= SET EXERCISE =
Check every line below for the word "instrucciones" and copy each one that has it.

= RECORDS SHOWN =

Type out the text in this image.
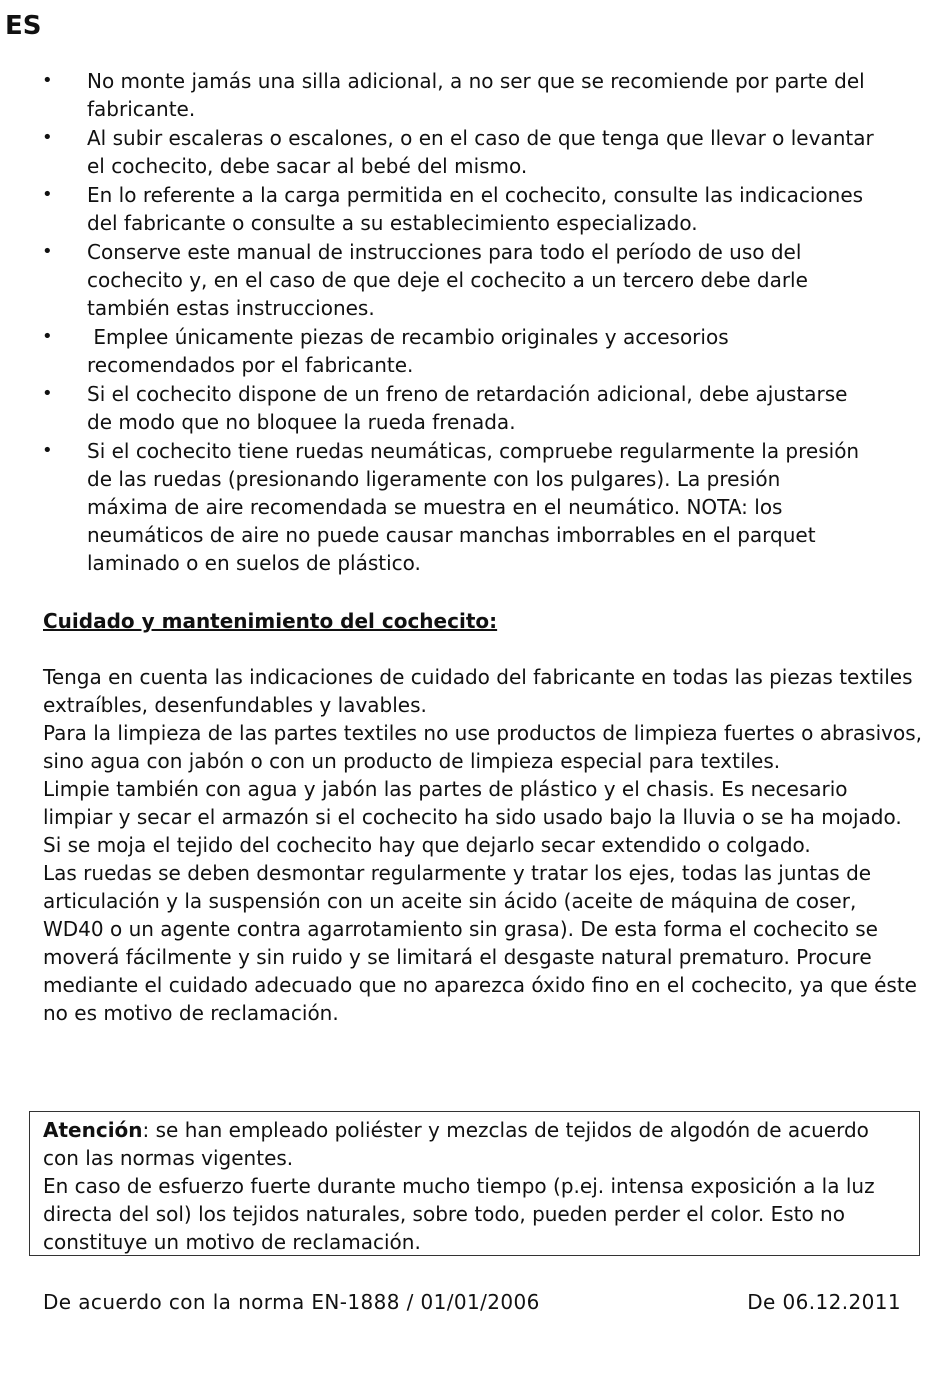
ES
•	No monte jamás una silla adicional, a no ser que se recomiende por parte del
fabricante.
•	Al subir escaleras o escalones, o en el caso de que tenga que llevar o levantar
el cochecito, debe sacar al bebé del mismo.
•	En lo referente a la carga permitida en el cochecito, consulte las indicaciones
del fabricante o consulte a su establecimiento especializado.
•	Conserve este manual de instrucciones para todo el período de uso del
cochecito y, en el caso de que deje el cochecito a un tercero debe darle
también estas instrucciones.
•	Emplee únicamente piezas de recambio originales y accesorios
recomendados por el fabricante.
•	Si el cochecito dispone de un freno de retardación adicional, debe ajustarse
de modo que no bloquee la rueda frenada.
•	Si el cochecito tiene ruedas neumáticas, compruebe regularmente la presión
de las ruedas (presionando ligeramente con los pulgares). La presión
máxima de aire recomendada se muestra en el neumático. NOTA: los
neumáticos de aire no puede causar manchas imborrables en el parquet
laminado o en suelos de plástico.
Cuidado y mantenimiento del cochecito:

Tenga en cuenta las indicaciones de cuidado del fabricante en todas las piezas textiles extraíbles, desenfundables y lavables.

Para la limpieza de las partes textiles no use productos de limpieza fuertes o abrasivos, sino agua con jabón o con un producto de limpieza especial para textiles.

Limpie también con agua y jabón las partes de plástico y el chasis. Es necesario limpiar y secar el armazón si el cochecito ha sido usado bajo la lluvia o se ha mojado. Si se moja el tejido del cochecito hay que dejarlo secar extendido o colgado.

Las ruedas se deben desmontar regularmente y tratar los ejes, todas las juntas de articulación y la suspensión con un aceite sin ácido (aceite de máquina de coser, WD40 o un agente contra agarrotamiento sin grasa). De esta forma el cochecito se moverá fácilmente y sin ruido y se limitará el desgaste natural prematuro. Procure mediante el cuidado adecuado que no aparezca óxido fino en el cochecito, ya que éste no es motivo de reclamación.

Atención: se han empleado poliéster y mezclas de tejidos de algodón de acuerdo con las normas vigentes.

En caso de esfuerzo fuerte durante mucho tiempo (p.ej. intensa exposición a la luz directa del sol) los tejidos naturales, sobre todo, pueden perder el color. Esto no constituye un motivo de reclamación.

De acuerdo con la norma EN-1888 / 01/01/2006	De 06.12.2011
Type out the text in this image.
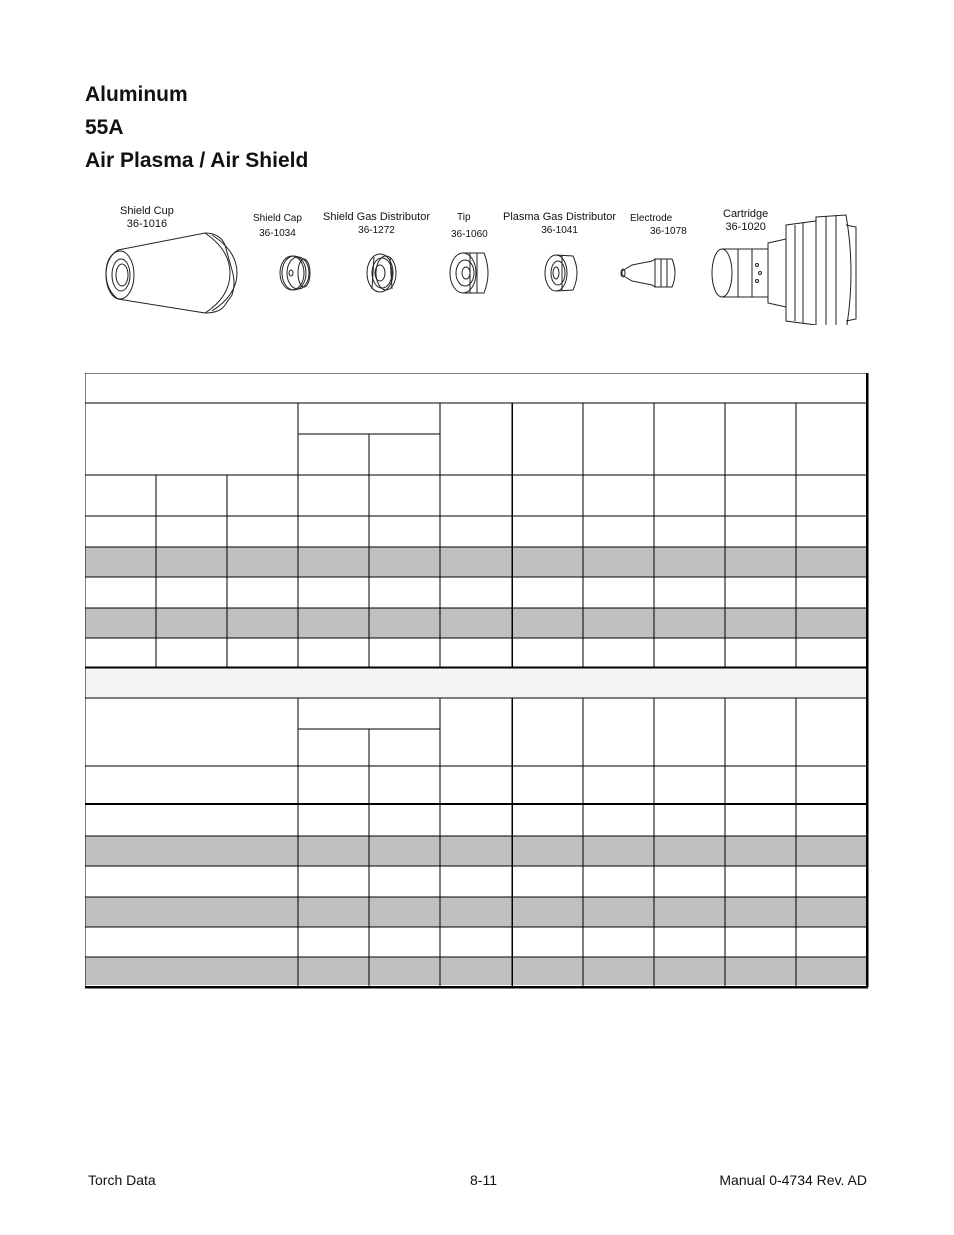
Aluminum
55A
Air Plasma / Air Shield
Shield Cup
36-1016	Shield Cap
36-1034
Shield Gas Distributor
36-1272
Tip
36-1060
Plasma Gas Distributor
36-1041
Electrode
36-1078
Cartridge
36-1020
Torch Data	8-11	Manual 0-4734 Rev. AD
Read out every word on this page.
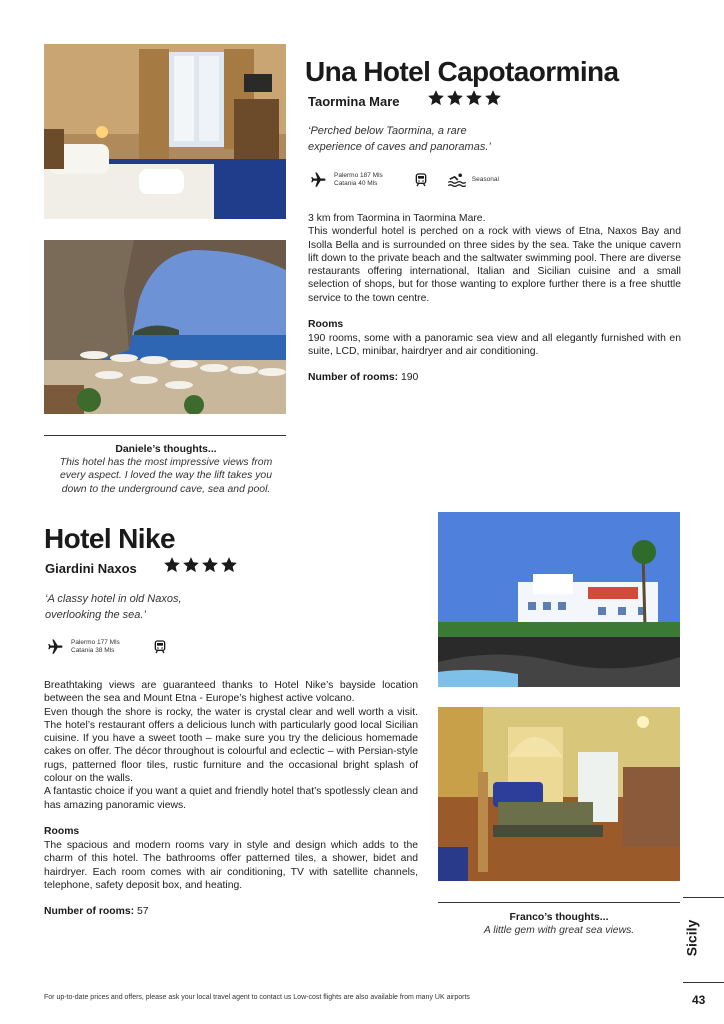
Una Hotel Capotaormina
Taormina Mare
‘Perched below Taormina, a rare experience of caves and panoramas.’
Palermo 187 Mls
Catania 40 Mls
Seasonal

3 km from Taormina in Taormina Mare.

This wonderful hotel is perched on a rock with views of Etna, Naxos Bay and Isolla Bella and is surrounded on three sides by the sea. Take the unique cavern lift down to the private beach and the saltwater swimming pool. There are diverse restaurants offering international, Italian and Sicilian cuisine and a small selection of shops, but for those wanting to explore further there is a free shuttle service to the town centre.

Rooms
190 rooms, some with a panoramic sea view and all elegantly furnished with en suite, LCD, minibar, hairdryer and air conditioning.
Number of rooms: 190
Daniele’s thoughts...
This hotel has the most impressive views from every aspect. I loved the way the lift takes you down to the underground cave, sea and pool.
Hotel Nike
Giardini Naxos
‘A classy hotel in old Naxos, overlooking the sea.’
Palermo 177 Mls
Catania 38 Mls

Breathtaking views are guaranteed thanks to Hotel Nike’s bayside location between the sea and Mount Etna - Europe’s highest active volcano.

Even though the shore is rocky, the water is crystal clear and well worth a visit. The hotel’s restaurant offers a delicious lunch with particularly good local Sicilian cuisine. If you have a sweet tooth – make sure you try the delicious homemade cakes on offer. The décor throughout is colourful and eclectic – with Persian-style rugs, patterned floor tiles, rustic furniture and the occasional bright splash of colour on the walls.

A fantastic choice if you want a quiet and friendly hotel that’s spotlessly clean and has amazing panoramic views.

Rooms
The spacious and modern rooms vary in style and design which adds to the charm of this hotel. The bathrooms offer patterned tiles, a shower, bidet and hairdryer. Each room comes with air conditioning, TV with satellite channels, telephone, safety deposit box, and heating.
Number of rooms: 57
Franco’s thoughts...
A little gem with great sea views.	Sicily
For up-to-date prices and offers, please ask your local travel agent to contact us Low-cost flights are also available from many UK airports	43
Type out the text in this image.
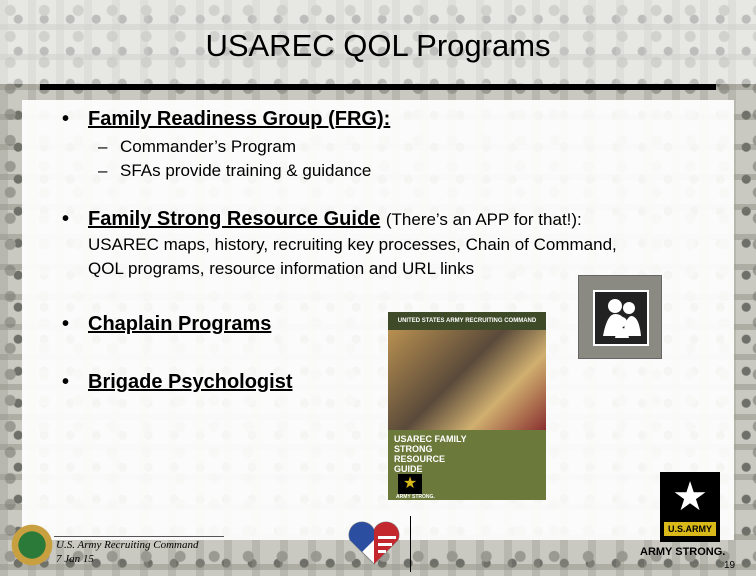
USAREC QOL Programs
• Family Readiness Group (FRG):
– Commander’s Program
– SFAs provide training & guidance
• Family Strong Resource Guide (There’s an APP for that!):
USAREC maps, history, recruiting key processes, Chain of Command,
QOL programs, resource information and URL links
• Chaplain Programs
• Brigade Psychologist
UNITED STATES ARMY RECRUITING COMMAND
USAREC FAMILY STRONG RESOURCE GUIDE
★
ARMY STRONG.	★
U.S.ARMY
ARMY STRONG.
19
U.S. Army Recruiting Command
7 Jan 15
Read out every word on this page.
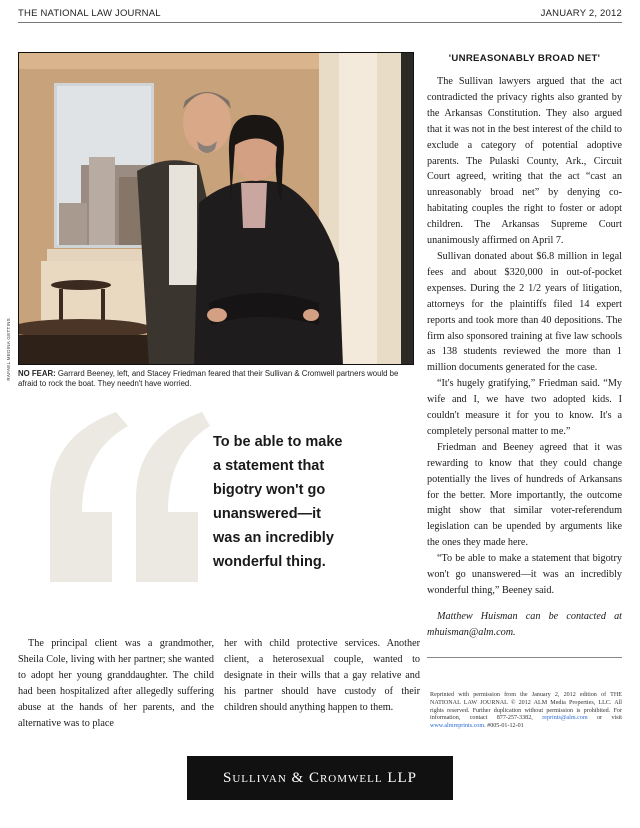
THE NATIONAL LAW JOURNAL	JANUARY 2, 2012
RAFAEL MEDINA GETTINS NO FEAR: Garrard Beeney, left, and Stacey Friedman feared that their Sullivan & Cromwell partners would be afraid to rock the boat. They needn't have worried.
To be able to make
a statement that
bigotry won't go
unanswered—it
was an incredibly
wonderful thing.
'UNREASONABLY BROAD NET'

The Sullivan lawyers argued that the act contradicted the privacy rights also granted by the Arkansas Constitution. They also argued that it was not in the best interest of the child to exclude a category of potential adoptive parents. The Pulaski County, Ark., Circuit Court agreed, writing that the act “cast an unreasonably broad net” by denying co-habitating couples the right to foster or adopt children. The Arkansas Supreme Court unanimously affirmed on April 7.

Sullivan donated about $6.8 million in legal fees and about $320,000 in out-of-pocket expenses. During the 2 1/2 years of litigation, attorneys for the plaintiffs filed 14 expert reports and took more than 40 depositions. The firm also sponsored training at five law schools as 138 students reviewed the more than 1 million documents generated for the case.

“It's hugely gratifying,” Friedman said. “My wife and I, we have two adopted kids. I couldn't measure it for you to know. It's a completely personal matter to me.”

Friedman and Beeney agreed that it was rewarding to know that they could change potentially the lives of hundreds of Arkansans for the better. More importantly, the outcome might show that similar voter-referendum legislation can be upended by arguments like the ones they made here.

“To be able to make a statement that bigotry won't go unanswered—it was an incredibly wonderful thing,” Beeney said.

Matthew Huisman can be contacted at mhuisman@alm.com.

Reprinted with permission from the January 2, 2012 edition of THE NATIONAL LAW JOURNAL © 2012 ALM Media Properties, LLC. All rights reserved. Further duplication without permission is prohibited. For information, contact 877-257-3382, reprints@alm.com or visit www.almreprints.com. #005-01-12-01

The principal client was a grandmother, Sheila Cole, living with her partner; she wanted to adopt her young granddaughter. The child had been hospitalized after allegedly suffering abuse at the hands of her parents, and the alternative was to place

her with child protective services. Another client, a heterosexual couple, wanted to designate in their wills that a gay relative and his partner should have custody of their children should anything happen to them.

Sullivan & Cromwell LLP
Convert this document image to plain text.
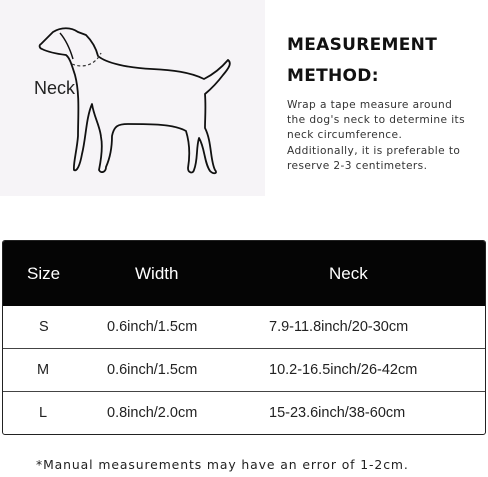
Neck
MEASUREMENT
METHOD:
Wrap a tape measure around
the dog's neck to determine its
neck circumference.
Additionally, it is preferable to
reserve 2-3 centimeters.
Size	Width	Neck
S	0.6inch/1.5cm	7.9-11.8inch/20-30cm
M	0.6inch/1.5cm	10.2-16.5inch/26-42cm
L	0.8inch/2.0cm	15-23.6inch/38-60cm
*Manual measurements may have an error of 1-2cm.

= TASK RESPONSE =
•	Conserve este manual de instrucciones para todo el período de uso del
también estas instrucciones.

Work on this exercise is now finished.